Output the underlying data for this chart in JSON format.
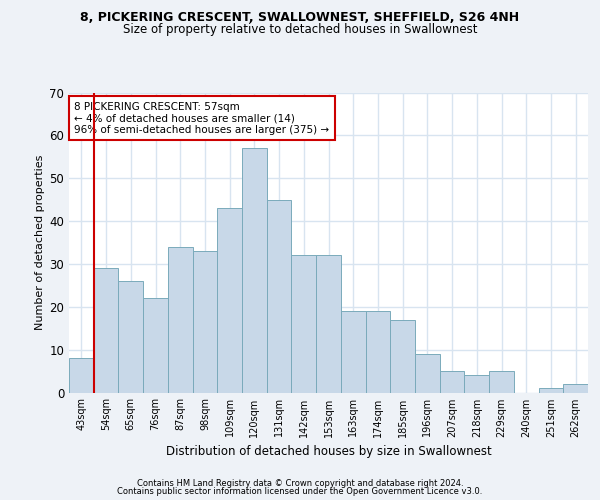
{
  "title1": "8, PICKERING CRESCENT, SWALLOWNEST, SHEFFIELD, S26 4NH",
  "title2": "Size of property relative to detached houses in Swallownest",
  "xlabel": "Distribution of detached houses by size in Swallownest",
  "ylabel": "Number of detached properties",
  "categories": [
    "43sqm",
    "54sqm",
    "65sqm",
    "76sqm",
    "87sqm",
    "98sqm",
    "109sqm",
    "120sqm",
    "131sqm",
    "142sqm",
    "153sqm",
    "163sqm",
    "174sqm",
    "185sqm",
    "196sqm",
    "207sqm",
    "218sqm",
    "229sqm",
    "240sqm",
    "251sqm",
    "262sqm"
  ],
  "values": [
    8,
    29,
    26,
    22,
    34,
    33,
    43,
    57,
    45,
    32,
    32,
    19,
    19,
    17,
    9,
    5,
    4,
    5,
    0,
    1,
    2
  ],
  "bar_color": "#c8d8e8",
  "bar_edge_color": "#7aaabb",
  "property_line_bin": 1,
  "annotation_text": "8 PICKERING CRESCENT: 57sqm\n← 4% of detached houses are smaller (14)\n96% of semi-detached houses are larger (375) →",
  "ylim": [
    0,
    70
  ],
  "yticks": [
    0,
    10,
    20,
    30,
    40,
    50,
    60,
    70
  ],
  "footer1": "Contains HM Land Registry data © Crown copyright and database right 2024.",
  "footer2": "Contains public sector information licensed under the Open Government Licence v3.0.",
  "bg_color": "#eef2f7",
  "plot_bg_color": "#ffffff",
  "grid_color": "#d8e4f0",
  "line_color": "#cc0000",
  "annotation_box_color": "#ffffff",
  "annotation_border_color": "#cc0000"
}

┄┄┄┄┄┄

What you are asked to do: Give the material again exactly as it is, but keep the pictures out.

Result of this task:
Output the underlying data for this chart in JSON format.
{
  "title1": "8, PICKERING CRESCENT, SWALLOWNEST, SHEFFIELD, S26 4NH",
  "title2": "Size of property relative to detached houses in Swallownest",
  "xlabel": "Distribution of detached houses by size in Swallownest",
  "ylabel": "Number of detached properties",
  "categories": [
    "43sqm",
    "54sqm",
    "65sqm",
    "76sqm",
    "87sqm",
    "98sqm",
    "109sqm",
    "120sqm",
    "131sqm",
    "142sqm",
    "153sqm",
    "163sqm",
    "174sqm",
    "185sqm",
    "196sqm",
    "207sqm",
    "218sqm",
    "229sqm",
    "240sqm",
    "251sqm",
    "262sqm"
  ],
  "values": [
    8,
    29,
    26,
    22,
    34,
    33,
    43,
    57,
    45,
    32,
    32,
    19,
    19,
    17,
    9,
    5,
    4,
    5,
    0,
    1,
    2
  ],
  "bar_color": "#c8d8e8",
  "bar_edge_color": "#7aaabb",
  "property_line_bin": 1,
  "annotation_text": "8 PICKERING CRESCENT: 57sqm\n← 4% of detached houses are smaller (14)\n96% of semi-detached houses are larger (375) →",
  "ylim": [
    0,
    70
  ],
  "yticks": [
    0,
    10,
    20,
    30,
    40,
    50,
    60,
    70
  ],
  "footer1": "Contains HM Land Registry data © Crown copyright and database right 2024.",
  "footer2": "Contains public sector information licensed under the Open Government Licence v3.0.",
  "bg_color": "#eef2f7",
  "plot_bg_color": "#ffffff",
  "grid_color": "#d8e4f0",
  "line_color": "#cc0000",
  "annotation_box_color": "#ffffff",
  "annotation_border_color": "#cc0000"
}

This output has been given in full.